# [Exercise details]
Output the material word for word. Leave each picture out.

# [Dataset items]
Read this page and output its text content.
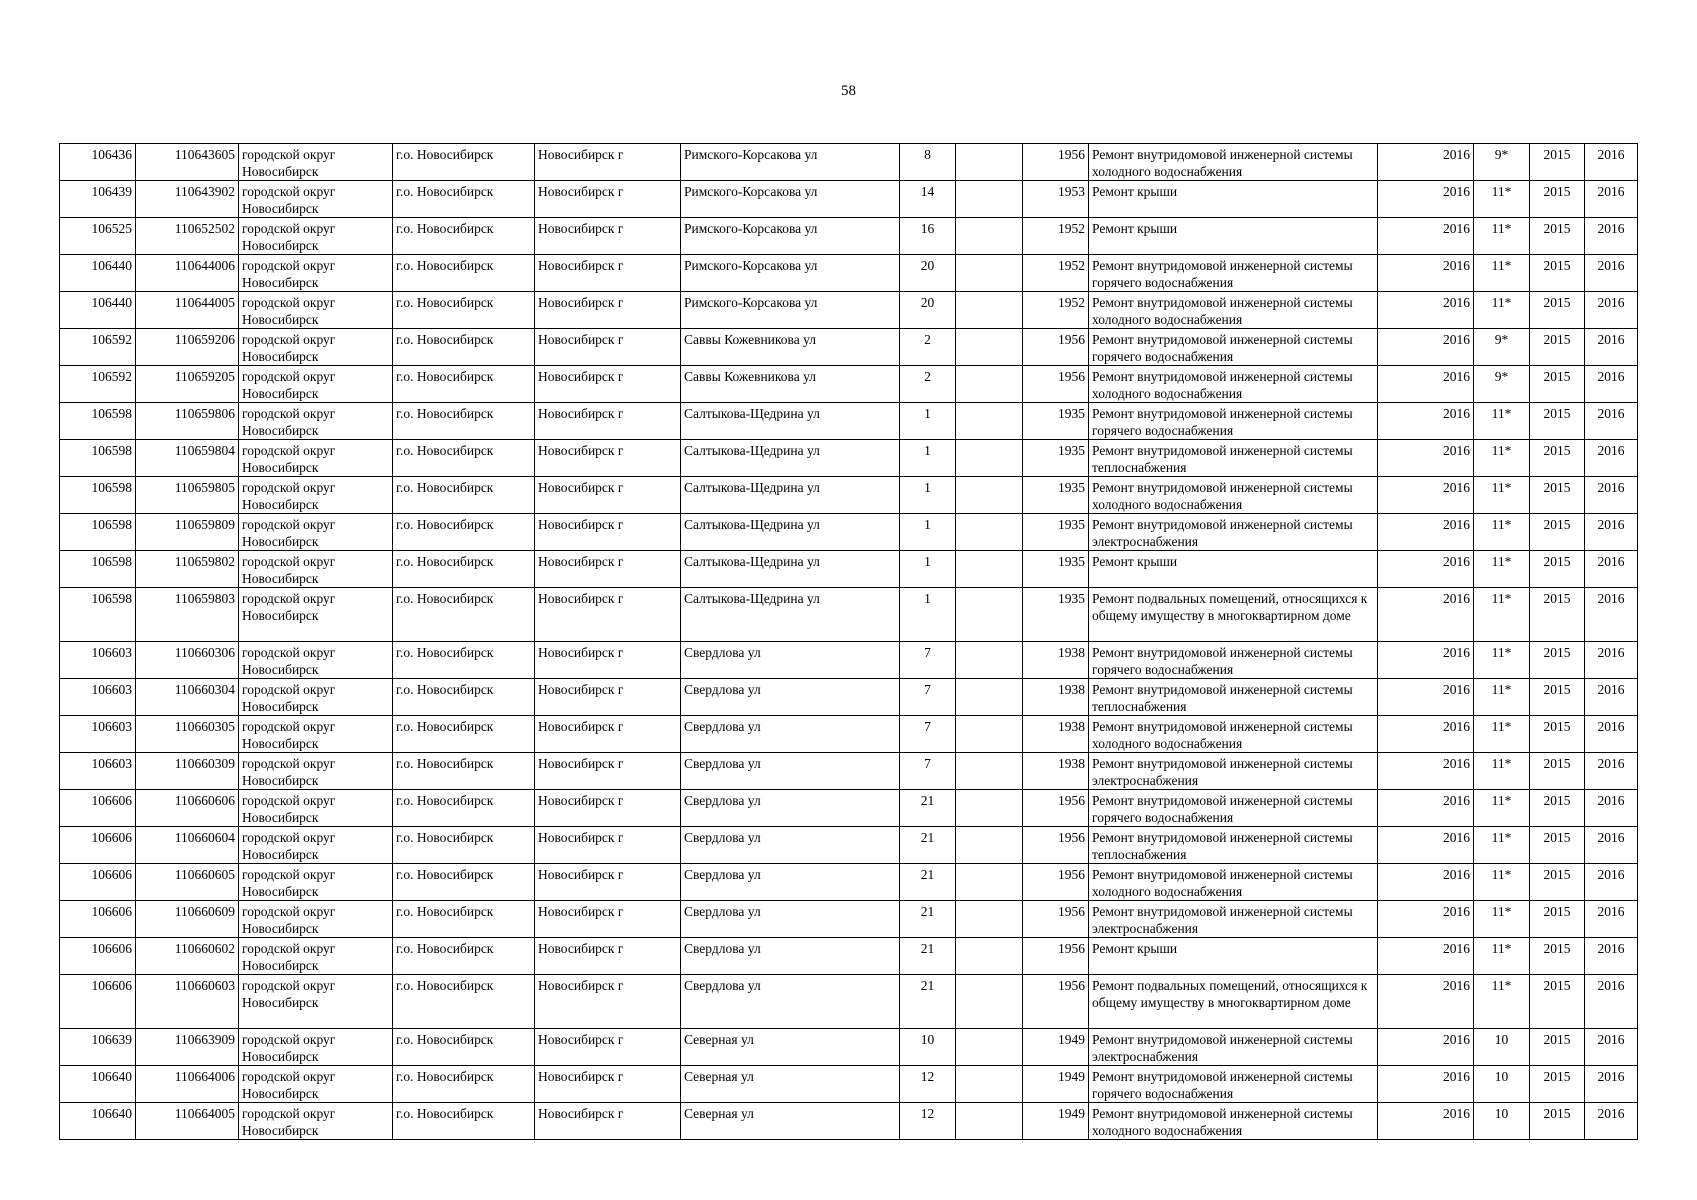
58
106436	110643605	городской округ Новосибирск	г.о. Новосибирск	Новосибирск г	Римского-Корсакова ул	8		1956	Ремонт внутридомовой инженерной системы холодного водоснабжения	2016	9*	2015	2016
106439	110643902	городской округ Новосибирск	г.о. Новосибирск	Новосибирск г	Римского-Корсакова ул	14		1953	Ремонт крыши	2016	11*	2015	2016
106525	110652502	городской округ Новосибирск	г.о. Новосибирск	Новосибирск г	Римского-Корсакова ул	16		1952	Ремонт крыши	2016	11*	2015	2016
106440	110644006	городской округ Новосибирск	г.о. Новосибирск	Новосибирск г	Римского-Корсакова ул	20		1952	Ремонт внутридомовой инженерной системы горячего водоснабжения	2016	11*	2015	2016
106440	110644005	городской округ Новосибирск	г.о. Новосибирск	Новосибирск г	Римского-Корсакова ул	20		1952	Ремонт внутридомовой инженерной системы холодного водоснабжения	2016	11*	2015	2016
106592	110659206	городской округ Новосибирск	г.о. Новосибирск	Новосибирск г	Саввы Кожевникова ул	2		1956	Ремонт внутридомовой инженерной системы горячего водоснабжения	2016	9*	2015	2016
106592	110659205	городской округ Новосибирск	г.о. Новосибирск	Новосибирск г	Саввы Кожевникова ул	2		1956	Ремонт внутридомовой инженерной системы холодного водоснабжения	2016	9*	2015	2016
106598	110659806	городской округ Новосибирск	г.о. Новосибирск	Новосибирск г	Салтыкова-Щедрина ул	1		1935	Ремонт внутридомовой инженерной системы горячего водоснабжения	2016	11*	2015	2016
106598	110659804	городской округ Новосибирск	г.о. Новосибирск	Новосибирск г	Салтыкова-Щедрина ул	1		1935	Ремонт внутридомовой инженерной системы теплоснабжения	2016	11*	2015	2016
106598	110659805	городской округ Новосибирск	г.о. Новосибирск	Новосибирск г	Салтыкова-Щедрина ул	1		1935	Ремонт внутридомовой инженерной системы холодного водоснабжения	2016	11*	2015	2016
106598	110659809	городской округ Новосибирск	г.о. Новосибирск	Новосибирск г	Салтыкова-Щедрина ул	1		1935	Ремонт внутридомовой инженерной системы электроснабжения	2016	11*	2015	2016
106598	110659802	городской округ Новосибирск	г.о. Новосибирск	Новосибирск г	Салтыкова-Щедрина ул	1		1935	Ремонт крыши	2016	11*	2015	2016
106598	110659803	городской округ Новосибирск	г.о. Новосибирск	Новосибирск г	Салтыкова-Щедрина ул	1		1935	Ремонт подвальных помещений, относящихся к общему имуществу в многоквартирном доме	2016	11*	2015	2016
106603	110660306	городской округ Новосибирск	г.о. Новосибирск	Новосибирск г	Свердлова ул	7		1938	Ремонт внутридомовой инженерной системы горячего водоснабжения	2016	11*	2015	2016
106603	110660304	городской округ Новосибирск	г.о. Новосибирск	Новосибирск г	Свердлова ул	7		1938	Ремонт внутридомовой инженерной системы теплоснабжения	2016	11*	2015	2016
106603	110660305	городской округ Новосибирск	г.о. Новосибирск	Новосибирск г	Свердлова ул	7		1938	Ремонт внутридомовой инженерной системы холодного водоснабжения	2016	11*	2015	2016
106603	110660309	городской округ Новосибирск	г.о. Новосибирск	Новосибирск г	Свердлова ул	7		1938	Ремонт внутридомовой инженерной системы электроснабжения	2016	11*	2015	2016
106606	110660606	городской округ Новосибирск	г.о. Новосибирск	Новосибирск г	Свердлова ул	21		1956	Ремонт внутридомовой инженерной системы горячего водоснабжения	2016	11*	2015	2016
106606	110660604	городской округ Новосибирск	г.о. Новосибирск	Новосибирск г	Свердлова ул	21		1956	Ремонт внутридомовой инженерной системы теплоснабжения	2016	11*	2015	2016
106606	110660605	городской округ Новосибирск	г.о. Новосибирск	Новосибирск г	Свердлова ул	21		1956	Ремонт внутридомовой инженерной системы холодного водоснабжения	2016	11*	2015	2016
106606	110660609	городской округ Новосибирск	г.о. Новосибирск	Новосибирск г	Свердлова ул	21		1956	Ремонт внутридомовой инженерной системы электроснабжения	2016	11*	2015	2016
106606	110660602	городской округ Новосибирск	г.о. Новосибирск	Новосибирск г	Свердлова ул	21		1956	Ремонт крыши	2016	11*	2015	2016
106606	110660603	городской округ Новосибирск	г.о. Новосибирск	Новосибирск г	Свердлова ул	21		1956	Ремонт подвальных помещений, относящихся к общему имуществу в многоквартирном доме	2016	11*	2015	2016
106639	110663909	городской округ Новосибирск	г.о. Новосибирск	Новосибирск г	Северная ул	10		1949	Ремонт внутридомовой инженерной системы электроснабжения	2016	10	2015	2016
106640	110664006	городской округ Новосибирск	г.о. Новосибирск	Новосибирск г	Северная ул	12		1949	Ремонт внутридомовой инженерной системы горячего водоснабжения	2016	10	2015	2016
106640	110664005	городской округ Новосибирск	г.о. Новосибирск	Новосибирск г	Северная ул	12		1949	Ремонт внутридомовой инженерной системы холодного водоснабжения	2016	10	2015	2016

# [Task answer]
Read this page and output its text content.
58
106436	110643605	городской округ Новосибирск	г.о. Новосибирск	Новосибирск г	Римского-Корсакова ул	8		1956	Ремонт внутридомовой инженерной системы холодного водоснабжения	2016	9*	2015	2016
106439	110643902	городской округ Новосибирск	г.о. Новосибирск	Новосибирск г	Римского-Корсакова ул	14		1953	Ремонт крыши	2016	11*	2015	2016
106525	110652502	городской округ Новосибирск	г.о. Новосибирск	Новосибирск г	Римского-Корсакова ул	16		1952	Ремонт крыши	2016	11*	2015	2016
106440	110644006	городской округ Новосибирск	г.о. Новосибирск	Новосибирск г	Римского-Корсакова ул	20		1952	Ремонт внутридомовой инженерной системы горячего водоснабжения	2016	11*	2015	2016
106440	110644005	городской округ Новосибирск	г.о. Новосибирск	Новосибирск г	Римского-Корсакова ул	20		1952	Ремонт внутридомовой инженерной системы холодного водоснабжения	2016	11*	2015	2016
106592	110659206	городской округ Новосибирск	г.о. Новосибирск	Новосибирск г	Саввы Кожевникова ул	2		1956	Ремонт внутридомовой инженерной системы горячего водоснабжения	2016	9*	2015	2016
106592	110659205	городской округ Новосибирск	г.о. Новосибирск	Новосибирск г	Саввы Кожевникова ул	2		1956	Ремонт внутридомовой инженерной системы холодного водоснабжения	2016	9*	2015	2016
106598	110659806	городской округ Новосибирск	г.о. Новосибирск	Новосибирск г	Салтыкова-Щедрина ул	1		1935	Ремонт внутридомовой инженерной системы горячего водоснабжения	2016	11*	2015	2016
106598	110659804	городской округ Новосибирск	г.о. Новосибирск	Новосибирск г	Салтыкова-Щедрина ул	1		1935	Ремонт внутридомовой инженерной системы теплоснабжения	2016	11*	2015	2016
106598	110659805	городской округ Новосибирск	г.о. Новосибирск	Новосибирск г	Салтыкова-Щедрина ул	1		1935	Ремонт внутридомовой инженерной системы холодного водоснабжения	2016	11*	2015	2016
106598	110659809	городской округ Новосибирск	г.о. Новосибирск	Новосибирск г	Салтыкова-Щедрина ул	1		1935	Ремонт внутридомовой инженерной системы электроснабжения	2016	11*	2015	2016
106598	110659802	городской округ Новосибирск	г.о. Новосибирск	Новосибирск г	Салтыкова-Щедрина ул	1		1935	Ремонт крыши	2016	11*	2015	2016
106598	110659803	городской округ Новосибирск	г.о. Новосибирск	Новосибирск г	Салтыкова-Щедрина ул	1		1935	Ремонт подвальных помещений, относящихся к общему имуществу в многоквартирном доме	2016	11*	2015	2016
106603	110660306	городской округ Новосибирск	г.о. Новосибирск	Новосибирск г	Свердлова ул	7		1938	Ремонт внутридомовой инженерной системы горячего водоснабжения	2016	11*	2015	2016
106603	110660304	городской округ Новосибирск	г.о. Новосибирск	Новосибирск г	Свердлова ул	7		1938	Ремонт внутридомовой инженерной системы теплоснабжения	2016	11*	2015	2016
106603	110660305	городской округ Новосибирск	г.о. Новосибирск	Новосибирск г	Свердлова ул	7		1938	Ремонт внутридомовой инженерной системы холодного водоснабжения	2016	11*	2015	2016
106603	110660309	городской округ Новосибирск	г.о. Новосибирск	Новосибирск г	Свердлова ул	7		1938	Ремонт внутридомовой инженерной системы электроснабжения	2016	11*	2015	2016
106606	110660606	городской округ Новосибирск	г.о. Новосибирск	Новосибирск г	Свердлова ул	21		1956	Ремонт внутридомовой инженерной системы горячего водоснабжения	2016	11*	2015	2016
106606	110660604	городской округ Новосибирск	г.о. Новосибирск	Новосибирск г	Свердлова ул	21		1956	Ремонт внутридомовой инженерной системы теплоснабжения	2016	11*	2015	2016
106606	110660605	городской округ Новосибирск	г.о. Новосибирск	Новосибирск г	Свердлова ул	21		1956	Ремонт внутридомовой инженерной системы холодного водоснабжения	2016	11*	2015	2016
106606	110660609	городской округ Новосибирск	г.о. Новосибирск	Новосибирск г	Свердлова ул	21		1956	Ремонт внутридомовой инженерной системы электроснабжения	2016	11*	2015	2016
106606	110660602	городской округ Новосибирск	г.о. Новосибирск	Новосибирск г	Свердлова ул	21		1956	Ремонт крыши	2016	11*	2015	2016
106606	110660603	городской округ Новосибирск	г.о. Новосибирск	Новосибирск г	Свердлова ул	21		1956	Ремонт подвальных помещений, относящихся к общему имуществу в многоквартирном доме	2016	11*	2015	2016
106639	110663909	городской округ Новосибирск	г.о. Новосибирск	Новосибирск г	Северная ул	10		1949	Ремонт внутридомовой инженерной системы электроснабжения	2016	10	2015	2016
106640	110664006	городской округ Новосибирск	г.о. Новосибирск	Новосибирск г	Северная ул	12		1949	Ремонт внутридомовой инженерной системы горячего водоснабжения	2016	10	2015	2016
106640	110664005	городской округ Новосибирск	г.о. Новосибирск	Новосибирск г	Северная ул	12		1949	Ремонт внутридомовой инженерной системы холодного водоснабжения	2016	10	2015	2016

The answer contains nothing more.